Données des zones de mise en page
▼

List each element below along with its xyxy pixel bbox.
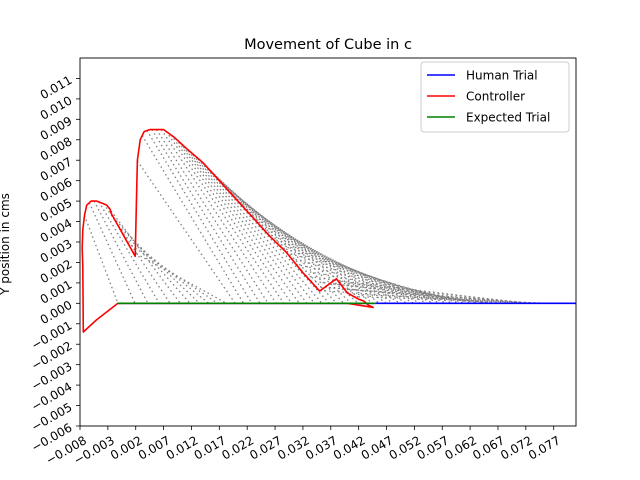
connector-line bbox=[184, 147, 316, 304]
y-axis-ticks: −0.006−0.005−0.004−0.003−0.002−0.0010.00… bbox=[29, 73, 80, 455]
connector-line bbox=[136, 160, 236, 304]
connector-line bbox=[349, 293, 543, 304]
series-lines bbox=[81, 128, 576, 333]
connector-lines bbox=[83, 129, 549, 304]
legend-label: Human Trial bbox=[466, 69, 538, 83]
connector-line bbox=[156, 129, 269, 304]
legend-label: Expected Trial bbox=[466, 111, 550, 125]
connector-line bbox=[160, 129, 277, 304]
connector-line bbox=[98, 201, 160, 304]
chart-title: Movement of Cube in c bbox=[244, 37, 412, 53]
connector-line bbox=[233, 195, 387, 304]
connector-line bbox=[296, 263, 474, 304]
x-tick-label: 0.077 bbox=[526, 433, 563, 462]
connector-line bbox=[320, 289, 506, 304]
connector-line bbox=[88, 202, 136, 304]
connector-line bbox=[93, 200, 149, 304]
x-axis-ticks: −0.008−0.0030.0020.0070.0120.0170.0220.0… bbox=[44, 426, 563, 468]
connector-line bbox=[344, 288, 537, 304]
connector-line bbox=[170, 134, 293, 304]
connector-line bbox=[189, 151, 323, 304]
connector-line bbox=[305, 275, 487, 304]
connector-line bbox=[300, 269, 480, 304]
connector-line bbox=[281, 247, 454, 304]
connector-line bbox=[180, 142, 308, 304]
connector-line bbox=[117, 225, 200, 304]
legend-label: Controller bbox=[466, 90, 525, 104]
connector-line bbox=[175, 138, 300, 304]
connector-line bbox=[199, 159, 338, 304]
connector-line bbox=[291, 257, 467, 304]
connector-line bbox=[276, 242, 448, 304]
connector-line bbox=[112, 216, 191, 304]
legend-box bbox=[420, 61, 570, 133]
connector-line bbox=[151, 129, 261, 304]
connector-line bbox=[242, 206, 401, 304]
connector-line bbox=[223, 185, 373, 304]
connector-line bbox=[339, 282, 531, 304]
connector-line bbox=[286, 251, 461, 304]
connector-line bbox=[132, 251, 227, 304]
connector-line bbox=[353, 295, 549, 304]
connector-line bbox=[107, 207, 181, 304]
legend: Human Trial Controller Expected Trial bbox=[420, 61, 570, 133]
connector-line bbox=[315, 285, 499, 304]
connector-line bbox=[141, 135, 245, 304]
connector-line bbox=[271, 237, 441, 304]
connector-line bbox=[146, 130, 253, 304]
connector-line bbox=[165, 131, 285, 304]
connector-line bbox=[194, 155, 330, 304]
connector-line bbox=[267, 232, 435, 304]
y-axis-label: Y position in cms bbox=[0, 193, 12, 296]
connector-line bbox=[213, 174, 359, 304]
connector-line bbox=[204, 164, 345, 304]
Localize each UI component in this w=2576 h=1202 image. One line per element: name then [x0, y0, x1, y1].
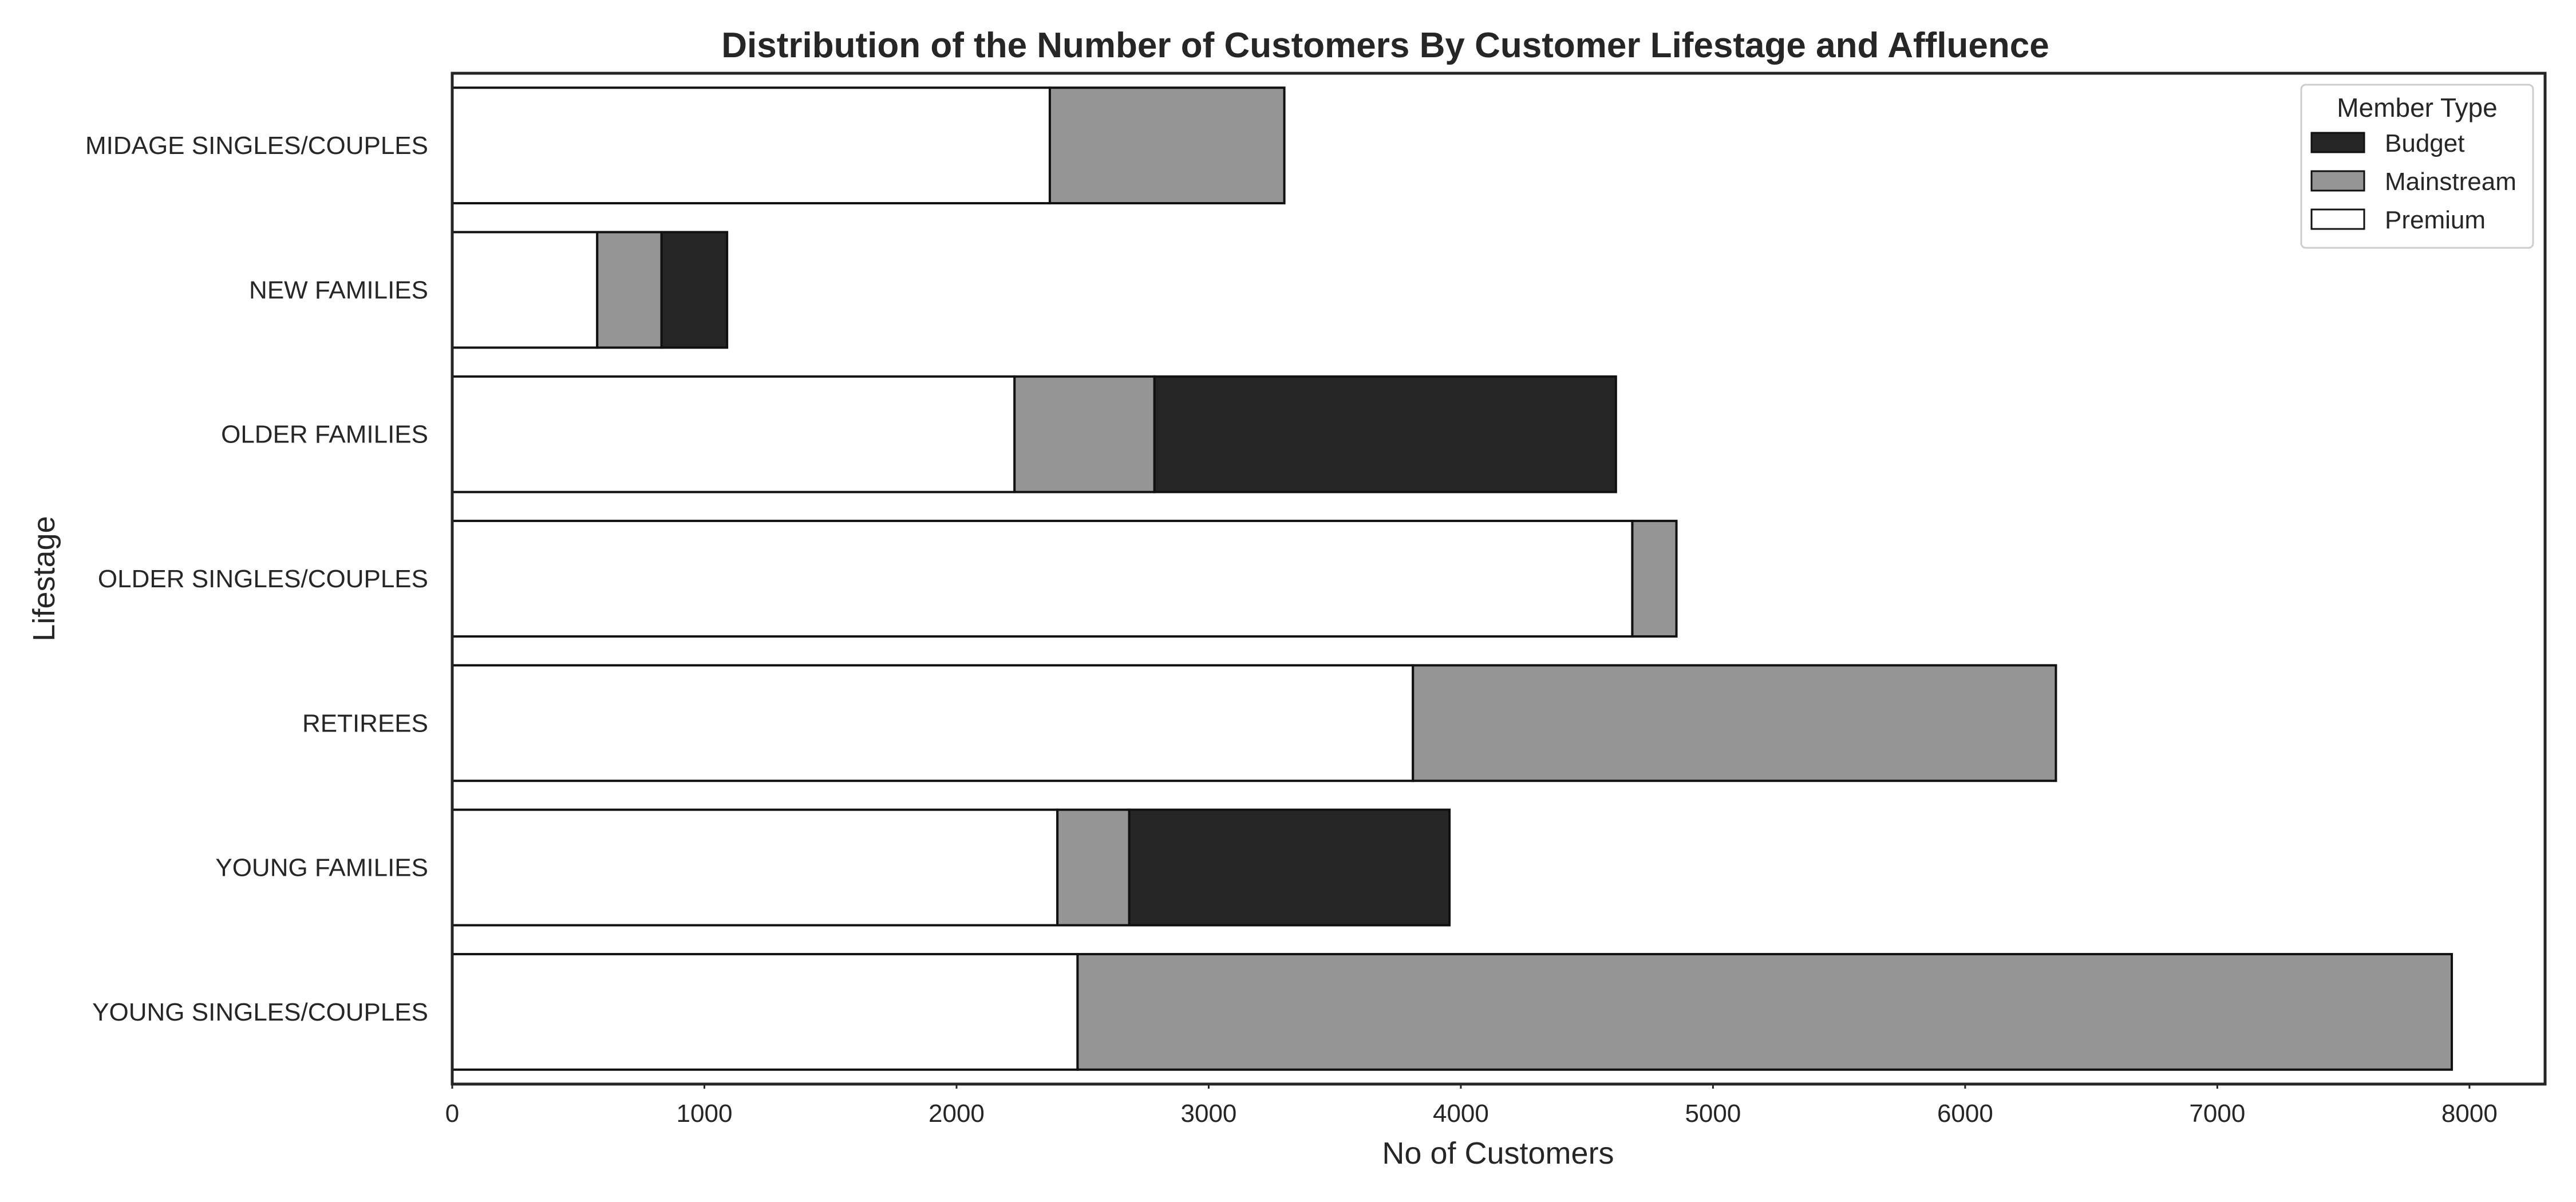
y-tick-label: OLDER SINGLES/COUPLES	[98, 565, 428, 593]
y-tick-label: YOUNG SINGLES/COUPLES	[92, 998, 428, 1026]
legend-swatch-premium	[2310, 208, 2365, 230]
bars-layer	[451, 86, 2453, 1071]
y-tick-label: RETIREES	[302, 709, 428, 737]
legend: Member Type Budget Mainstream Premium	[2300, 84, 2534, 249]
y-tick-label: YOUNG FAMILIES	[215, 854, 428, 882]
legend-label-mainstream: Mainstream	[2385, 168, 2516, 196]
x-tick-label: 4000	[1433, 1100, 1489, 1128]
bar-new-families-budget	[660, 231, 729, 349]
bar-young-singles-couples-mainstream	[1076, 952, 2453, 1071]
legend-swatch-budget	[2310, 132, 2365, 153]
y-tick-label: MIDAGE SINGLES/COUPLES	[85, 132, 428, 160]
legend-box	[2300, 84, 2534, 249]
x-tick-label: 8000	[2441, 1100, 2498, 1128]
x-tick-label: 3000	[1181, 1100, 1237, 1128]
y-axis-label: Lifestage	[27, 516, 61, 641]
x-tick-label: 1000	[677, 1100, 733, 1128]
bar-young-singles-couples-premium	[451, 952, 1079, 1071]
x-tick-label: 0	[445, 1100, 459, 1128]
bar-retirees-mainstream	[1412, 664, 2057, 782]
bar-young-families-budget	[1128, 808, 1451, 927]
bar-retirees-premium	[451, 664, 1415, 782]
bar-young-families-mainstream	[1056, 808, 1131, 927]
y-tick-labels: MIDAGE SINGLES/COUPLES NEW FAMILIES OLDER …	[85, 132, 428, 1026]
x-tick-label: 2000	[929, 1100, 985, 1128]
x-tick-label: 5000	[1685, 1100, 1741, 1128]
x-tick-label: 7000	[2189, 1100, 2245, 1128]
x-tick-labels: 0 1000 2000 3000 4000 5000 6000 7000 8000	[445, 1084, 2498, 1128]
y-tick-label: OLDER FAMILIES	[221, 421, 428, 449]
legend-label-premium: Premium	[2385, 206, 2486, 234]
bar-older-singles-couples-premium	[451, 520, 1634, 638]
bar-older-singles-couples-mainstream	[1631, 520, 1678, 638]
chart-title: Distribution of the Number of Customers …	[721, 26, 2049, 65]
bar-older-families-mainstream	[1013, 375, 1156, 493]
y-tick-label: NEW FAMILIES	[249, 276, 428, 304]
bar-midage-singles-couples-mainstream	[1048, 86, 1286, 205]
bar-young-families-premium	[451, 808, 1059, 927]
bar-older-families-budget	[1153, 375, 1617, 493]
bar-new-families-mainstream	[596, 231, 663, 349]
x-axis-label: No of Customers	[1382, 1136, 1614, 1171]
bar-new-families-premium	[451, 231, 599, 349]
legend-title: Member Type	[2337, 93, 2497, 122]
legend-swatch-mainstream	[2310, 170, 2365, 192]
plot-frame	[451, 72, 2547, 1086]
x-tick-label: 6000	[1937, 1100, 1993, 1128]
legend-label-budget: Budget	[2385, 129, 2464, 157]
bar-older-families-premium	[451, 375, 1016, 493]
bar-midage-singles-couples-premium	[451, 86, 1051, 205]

▲

# Tâche courte:
Recopiez mot pour mot toutes les données ci-dessus, sans y mettre les images.

# Solution de la tâche:
List each element below along with its xyxy pixel bbox.
connector-line bbox=[184, 147, 316, 304]
y-axis-ticks: −0.006−0.005−0.004−0.003−0.002−0.0010.00… bbox=[29, 73, 80, 455]
connector-line bbox=[136, 160, 236, 304]
connector-line bbox=[349, 293, 543, 304]
series-lines bbox=[81, 128, 576, 333]
connector-lines bbox=[83, 129, 549, 304]
legend-label: Human Trial bbox=[466, 69, 538, 83]
connector-line bbox=[156, 129, 269, 304]
legend-label: Expected Trial bbox=[466, 111, 550, 125]
connector-line bbox=[160, 129, 277, 304]
connector-line bbox=[98, 201, 160, 304]
chart-title: Movement of Cube in c bbox=[244, 37, 412, 53]
connector-line bbox=[233, 195, 387, 304]
connector-line bbox=[296, 263, 474, 304]
x-tick-label: 0.077 bbox=[526, 433, 563, 462]
connector-line bbox=[320, 289, 506, 304]
connector-line bbox=[88, 202, 136, 304]
connector-line bbox=[93, 200, 149, 304]
x-axis-ticks: −0.008−0.0030.0020.0070.0120.0170.0220.0… bbox=[44, 426, 563, 468]
connector-line bbox=[344, 288, 537, 304]
connector-line bbox=[170, 134, 293, 304]
connector-line bbox=[189, 151, 323, 304]
connector-line bbox=[305, 275, 487, 304]
connector-line bbox=[300, 269, 480, 304]
connector-line bbox=[281, 247, 454, 304]
connector-line bbox=[180, 142, 308, 304]
connector-line bbox=[117, 225, 200, 304]
legend-label: Controller bbox=[466, 90, 525, 104]
connector-line bbox=[175, 138, 300, 304]
connector-line bbox=[199, 159, 338, 304]
connector-line bbox=[291, 257, 467, 304]
connector-line bbox=[276, 242, 448, 304]
connector-line bbox=[112, 216, 191, 304]
legend-box bbox=[420, 61, 570, 133]
connector-line bbox=[151, 129, 261, 304]
connector-line bbox=[242, 206, 401, 304]
connector-line bbox=[223, 185, 373, 304]
connector-line bbox=[339, 282, 531, 304]
connector-line bbox=[286, 251, 461, 304]
connector-line bbox=[132, 251, 227, 304]
connector-line bbox=[353, 295, 549, 304]
connector-line bbox=[107, 207, 181, 304]
legend: Human Trial Controller Expected Trial bbox=[420, 61, 570, 133]
connector-line bbox=[315, 285, 499, 304]
connector-line bbox=[141, 135, 245, 304]
connector-line bbox=[271, 237, 441, 304]
connector-line bbox=[146, 130, 253, 304]
connector-line bbox=[165, 131, 285, 304]
connector-line bbox=[194, 155, 330, 304]
connector-line bbox=[267, 232, 435, 304]
y-axis-label: Y position in cms bbox=[0, 193, 12, 296]
connector-line bbox=[213, 174, 359, 304]
connector-line bbox=[204, 164, 345, 304]
Localize each UI component in this w=2576 h=1202 image. One line per element: name then [x0, y0, x1, y1].
y-tick-label: OLDER SINGLES/COUPLES	[98, 565, 428, 593]
y-tick-label: YOUNG SINGLES/COUPLES	[92, 998, 428, 1026]
legend-swatch-premium	[2310, 208, 2365, 230]
bars-layer	[451, 86, 2453, 1071]
y-tick-label: RETIREES	[302, 709, 428, 737]
legend: Member Type Budget Mainstream Premium	[2300, 84, 2534, 249]
y-tick-label: YOUNG FAMILIES	[215, 854, 428, 882]
legend-label-mainstream: Mainstream	[2385, 168, 2516, 196]
x-tick-label: 4000	[1433, 1100, 1489, 1128]
bar-new-families-budget	[660, 231, 729, 349]
bar-young-singles-couples-mainstream	[1076, 952, 2453, 1071]
legend-swatch-budget	[2310, 132, 2365, 153]
y-tick-label: MIDAGE SINGLES/COUPLES	[85, 132, 428, 160]
legend-box	[2300, 84, 2534, 249]
x-tick-label: 8000	[2441, 1100, 2498, 1128]
x-tick-label: 3000	[1181, 1100, 1237, 1128]
y-axis-label: Lifestage	[27, 516, 61, 641]
x-tick-label: 1000	[677, 1100, 733, 1128]
bar-young-singles-couples-premium	[451, 952, 1079, 1071]
x-tick-label: 0	[445, 1100, 459, 1128]
bar-retirees-mainstream	[1412, 664, 2057, 782]
bar-young-families-budget	[1128, 808, 1451, 927]
bar-retirees-premium	[451, 664, 1415, 782]
bar-young-families-mainstream	[1056, 808, 1131, 927]
y-tick-labels: MIDAGE SINGLES/COUPLES NEW FAMILIES OLDER …	[85, 132, 428, 1026]
x-tick-label: 2000	[929, 1100, 985, 1128]
x-tick-label: 5000	[1685, 1100, 1741, 1128]
x-tick-label: 7000	[2189, 1100, 2245, 1128]
x-tick-labels: 0 1000 2000 3000 4000 5000 6000 7000 8000	[445, 1084, 2498, 1128]
y-tick-label: OLDER FAMILIES	[221, 421, 428, 449]
legend-label-premium: Premium	[2385, 206, 2486, 234]
bar-older-singles-couples-premium	[451, 520, 1634, 638]
bar-older-singles-couples-mainstream	[1631, 520, 1678, 638]
chart-title: Distribution of the Number of Customers …	[721, 26, 2049, 65]
bar-older-families-mainstream	[1013, 375, 1156, 493]
y-tick-label: NEW FAMILIES	[249, 276, 428, 304]
bar-midage-singles-couples-mainstream	[1048, 86, 1286, 205]
bar-young-families-premium	[451, 808, 1059, 927]
bar-older-families-budget	[1153, 375, 1617, 493]
bar-new-families-mainstream	[596, 231, 663, 349]
x-axis-label: No of Customers	[1382, 1136, 1614, 1171]
bar-new-families-premium	[451, 231, 599, 349]
legend-title: Member Type	[2337, 93, 2497, 122]
legend-swatch-mainstream	[2310, 170, 2365, 192]
plot-frame	[451, 72, 2547, 1086]
x-tick-label: 6000	[1937, 1100, 1993, 1128]
legend-label-budget: Budget	[2385, 129, 2464, 157]
bar-older-families-premium	[451, 375, 1016, 493]
bar-midage-singles-couples-premium	[451, 86, 1051, 205]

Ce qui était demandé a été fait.